Check each line of the listing, and copy it if it contains the word "Основанием".

·····

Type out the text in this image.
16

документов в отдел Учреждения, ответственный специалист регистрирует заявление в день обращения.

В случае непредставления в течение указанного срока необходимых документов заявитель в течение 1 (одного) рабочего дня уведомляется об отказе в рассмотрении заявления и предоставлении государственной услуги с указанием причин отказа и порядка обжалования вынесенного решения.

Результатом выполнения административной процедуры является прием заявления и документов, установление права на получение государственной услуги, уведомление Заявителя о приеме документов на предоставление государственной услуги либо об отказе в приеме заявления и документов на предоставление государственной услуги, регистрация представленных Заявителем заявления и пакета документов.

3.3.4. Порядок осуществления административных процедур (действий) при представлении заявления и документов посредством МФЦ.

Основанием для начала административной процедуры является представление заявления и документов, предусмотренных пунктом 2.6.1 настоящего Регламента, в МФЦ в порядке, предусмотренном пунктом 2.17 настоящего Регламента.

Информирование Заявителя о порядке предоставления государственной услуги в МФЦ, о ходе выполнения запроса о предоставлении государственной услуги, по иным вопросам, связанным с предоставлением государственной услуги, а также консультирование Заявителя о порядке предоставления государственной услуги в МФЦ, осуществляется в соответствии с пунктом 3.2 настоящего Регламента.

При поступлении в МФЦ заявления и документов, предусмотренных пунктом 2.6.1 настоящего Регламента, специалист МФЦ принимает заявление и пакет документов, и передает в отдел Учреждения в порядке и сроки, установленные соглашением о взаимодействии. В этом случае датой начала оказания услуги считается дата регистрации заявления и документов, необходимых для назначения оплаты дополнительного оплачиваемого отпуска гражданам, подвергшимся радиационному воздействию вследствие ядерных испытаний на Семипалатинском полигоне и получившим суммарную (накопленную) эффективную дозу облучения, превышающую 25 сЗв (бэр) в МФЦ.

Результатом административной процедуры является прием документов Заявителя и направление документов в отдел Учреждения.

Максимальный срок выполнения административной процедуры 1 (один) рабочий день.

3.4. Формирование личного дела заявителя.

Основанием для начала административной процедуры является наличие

·····

_RESPONSE_:
Основанием для начала административной процедуры является представление заявления и документов, предусмотренных пунктом 2.6.1 настоящего Регламента, в МФЦ в порядке, предусмотренном пунктом 2.17 настоящего Регламента.
Основанием для начала административной процедуры является наличие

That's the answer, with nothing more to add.